=== Data ===
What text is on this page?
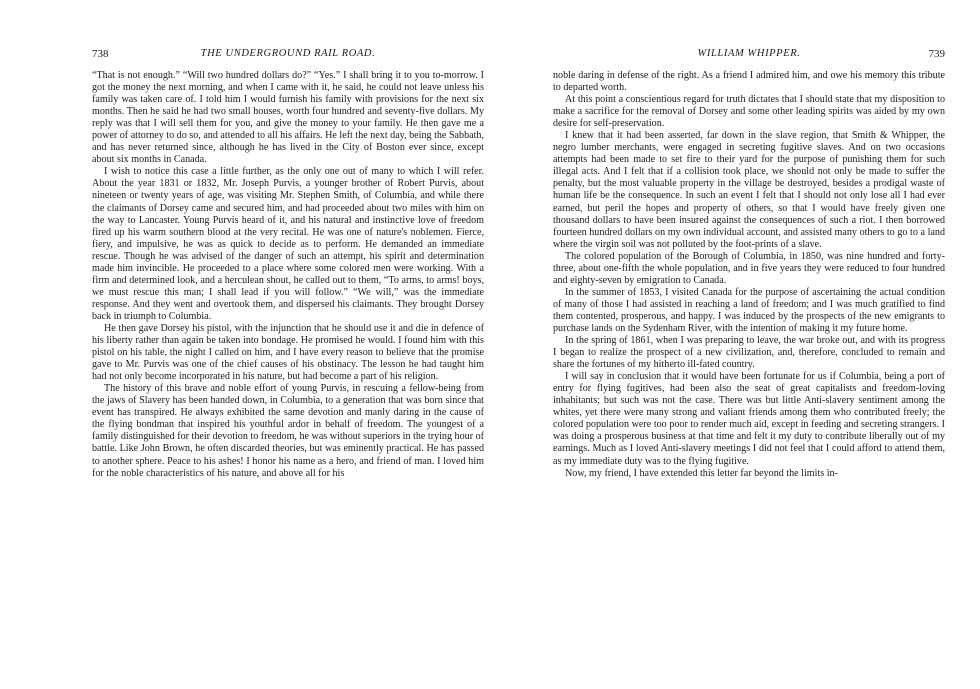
738	THE UNDERGROUND RAIL ROAD.

“That is not enough.” “Will two hundred dollars do?” “Yes.” I shall bring it to you to-morrow. I got the money the next morning, and when I came with it, he said, he could not leave unless his family was taken care of. I told him I would furnish his family with provisions for the next six months. Then he said he had two small houses, worth four hundred and seventy-five dollars. My reply was that I will sell them for you, and give the money to your family. He then gave me a power of attorney to do so, and attended to all his affairs. He left the next day, being the Sabbath, and has never returned since, although he has lived in the City of Boston ever since, except about six months in Canada.

I wish to notice this case a little further, as the only one out of many to which I will refer. About the year 1831 or 1832, Mr. Joseph Purvis, a younger brother of Robert Purvis, about nineteen or twenty years of age, was visiting Mr. Stephen Smith, of Columbia, and while there the claimants of Dorsey came and secured him, and had proceeded about two miles with him on the way to Lancaster. Young Purvis heard of it, and his natural and instinctive love of freedom fired up his warm southern blood at the very recital. He was one of nature's noblemen. Fierce, fiery, and impulsive, he was as quick to decide as to perform. He demanded an immediate rescue. Though he was advised of the danger of such an attempt, his spirit and determination made him invincible. He proceeded to a place where some colored men were working. With a firm and determined look, and a herculean shout, he called out to them, “To arms, to arms! boys, we must rescue this man; I shall lead if you will follow.” “We will,” was the immediate response. And they went and overtook them, and dispersed his claimants. They brought Dorsey back in triumph to Columbia.

He then gave Dorsey his pistol, with the injunction that he should use it and die in defence of his liberty rather than again be taken into bondage. He promised he would. I found him with this pistol on his table, the night I called on him, and I have every reason to believe that the promise gave to Mr. Purvis was one of the chief causes of his obstinacy. The lesson he had taught him had not only become incorporated in his nature, but had become a part of his religion.

The history of this brave and noble effort of young Purvis, in rescuing a fellow-being from the jaws of Slavery has been handed down, in Columbia, to a generation that was born since that event has transpired. He always exhibited the same devotion and manly daring in the cause of the flying bondman that inspired his youthful ardor in behalf of freedom. The youngest of a family distinguished for their devotion to freedom, he was without superiors in the trying hour of battle. Like John Brown, he often discarded theories, but was eminently practical. He has passed to another sphere. Peace to his ashes! I honor his name as a hero, and friend of man. I loved him for the noble characteristics of his nature, and above all for his

WILLIAM WHIPPER.	739

noble daring in defense of the right. As a friend I admired him, and owe his memory this tribute to departed worth.

At this point a conscientious regard for truth dictates that I should state that my disposition to make a sacrifice for the removal of Dorsey and some other leading spirits was aided by my own desire for self-preservation.

I knew that it had been asserted, far down in the slave region, that Smith & Whipper, the negro lumber merchants, were engaged in secreting fugitive slaves. And on two occasions attempts had been made to set fire to their yard for the purpose of punishing them for such illegal acts. And I felt that if a collision took place, we should not only be made to suffer the penalty, but the most valuable property in the village be destroyed, besides a prodigal waste of human life be the consequence. In such an event I felt that I should not only lose all I had ever earned, but peril the hopes and property of others, so that I would have freely given one thousand dollars to have been insured against the consequences of such a riot. I then borrowed fourteen hundred dollars on my own individual account, and assisted many others to go to a land where the virgin soil was not polluted by the foot-prints of a slave.

The colored population of the Borough of Columbia, in 1850, was nine hundred and forty-three, about one-fifth the whole population, and in five years they were reduced to four hundred and eighty-seven by emigration to Canada.

In the summer of 1853, I visited Canada for the purpose of ascertaining the actual condition of many of those I had assisted in reaching a land of freedom; and I was much gratified to find them contented, prosperous, and happy. I was induced by the prospects of the new emigrants to purchase lands on the Sydenham River, with the intention of making it my future home.

In the spring of 1861, when I was preparing to leave, the war broke out, and with its progress I began to realize the prospect of a new civilization, and, therefore, concluded to remain and share the fortunes of my hitherto ill-fated country.

I will say in conclusion that it would have been fortunate for us if Columbia, being a port of entry for flying fugitives, had been also the seat of great capitalists and freedom-loving inhabitants; but such was not the case. There was but little Anti-slavery sentiment among the whites, yet there were many strong and valiant friends among them who contributed freely; the colored population were too poor to render much aid, except in feeding and secreting strangers. I was doing a prosperous business at that time and felt it my duty to contribute liberally out of my earnings. Much as I loved Anti-slavery meetings I did not feel that I could afford to attend them, as my immediate duty was to the flying fugitive.

Now, my friend, I have extended this letter far beyond the limits in-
===
**Exercise directions**
Without the pictures, copy the material exactly as given.

**Written response**
What text is on this page?
738	THE UNDERGROUND RAIL ROAD.

“That is not enough.” “Will two hundred dollars do?” “Yes.” I shall bring it to you to-morrow. I got the money the next morning, and when I came with it, he said, he could not leave unless his family was taken care of. I told him I would furnish his family with provisions for the next six months. Then he said he had two small houses, worth four hundred and seventy-five dollars. My reply was that I will sell them for you, and give the money to your family. He then gave me a power of attorney to do so, and attended to all his affairs. He left the next day, being the Sabbath, and has never returned since, although he has lived in the City of Boston ever since, except about six months in Canada.

I wish to notice this case a little further, as the only one out of many to which I will refer. About the year 1831 or 1832, Mr. Joseph Purvis, a younger brother of Robert Purvis, about nineteen or twenty years of age, was visiting Mr. Stephen Smith, of Columbia, and while there the claimants of Dorsey came and secured him, and had proceeded about two miles with him on the way to Lancaster. Young Purvis heard of it, and his natural and instinctive love of freedom fired up his warm southern blood at the very recital. He was one of nature's noblemen. Fierce, fiery, and impulsive, he was as quick to decide as to perform. He demanded an immediate rescue. Though he was advised of the danger of such an attempt, his spirit and determination made him invincible. He proceeded to a place where some colored men were working. With a firm and determined look, and a herculean shout, he called out to them, “To arms, to arms! boys, we must rescue this man; I shall lead if you will follow.” “We will,” was the immediate response. And they went and overtook them, and dispersed his claimants. They brought Dorsey back in triumph to Columbia.

He then gave Dorsey his pistol, with the injunction that he should use it and die in defence of his liberty rather than again be taken into bondage. He promised he would. I found him with this pistol on his table, the night I called on him, and I have every reason to believe that the promise gave to Mr. Purvis was one of the chief causes of his obstinacy. The lesson he had taught him had not only become incorporated in his nature, but had become a part of his religion.

The history of this brave and noble effort of young Purvis, in rescuing a fellow-being from the jaws of Slavery has been handed down, in Columbia, to a generation that was born since that event has transpired. He always exhibited the same devotion and manly daring in the cause of the flying bondman that inspired his youthful ardor in behalf of freedom. The youngest of a family distinguished for their devotion to freedom, he was without superiors in the trying hour of battle. Like John Brown, he often discarded theories, but was eminently practical. He has passed to another sphere. Peace to his ashes! I honor his name as a hero, and friend of man. I loved him for the noble characteristics of his nature, and above all for his

WILLIAM WHIPPER.	739

noble daring in defense of the right. As a friend I admired him, and owe his memory this tribute to departed worth.

At this point a conscientious regard for truth dictates that I should state that my disposition to make a sacrifice for the removal of Dorsey and some other leading spirits was aided by my own desire for self-preservation.

I knew that it had been asserted, far down in the slave region, that Smith & Whipper, the negro lumber merchants, were engaged in secreting fugitive slaves. And on two occasions attempts had been made to set fire to their yard for the purpose of punishing them for such illegal acts. And I felt that if a collision took place, we should not only be made to suffer the penalty, but the most valuable property in the village be destroyed, besides a prodigal waste of human life be the consequence. In such an event I felt that I should not only lose all I had ever earned, but peril the hopes and property of others, so that I would have freely given one thousand dollars to have been insured against the consequences of such a riot. I then borrowed fourteen hundred dollars on my own individual account, and assisted many others to go to a land where the virgin soil was not polluted by the foot-prints of a slave.

The colored population of the Borough of Columbia, in 1850, was nine hundred and forty-three, about one-fifth the whole population, and in five years they were reduced to four hundred and eighty-seven by emigration to Canada.

In the summer of 1853, I visited Canada for the purpose of ascertaining the actual condition of many of those I had assisted in reaching a land of freedom; and I was much gratified to find them contented, prosperous, and happy. I was induced by the prospects of the new emigrants to purchase lands on the Sydenham River, with the intention of making it my future home.

In the spring of 1861, when I was preparing to leave, the war broke out, and with its progress I began to realize the prospect of a new civilization, and, therefore, concluded to remain and share the fortunes of my hitherto ill-fated country.

I will say in conclusion that it would have been fortunate for us if Columbia, being a port of entry for flying fugitives, had been also the seat of great capitalists and freedom-loving inhabitants; but such was not the case. There was but little Anti-slavery sentiment among the whites, yet there were many strong and valiant friends among them who contributed freely; the colored population were too poor to render much aid, except in feeding and secreting strangers. I was doing a prosperous business at that time and felt it my duty to contribute liberally out of my earnings. Much as I loved Anti-slavery meetings I did not feel that I could afford to attend them, as my immediate duty was to the flying fugitive.

Now, my friend, I have extended this letter far beyond the limits in-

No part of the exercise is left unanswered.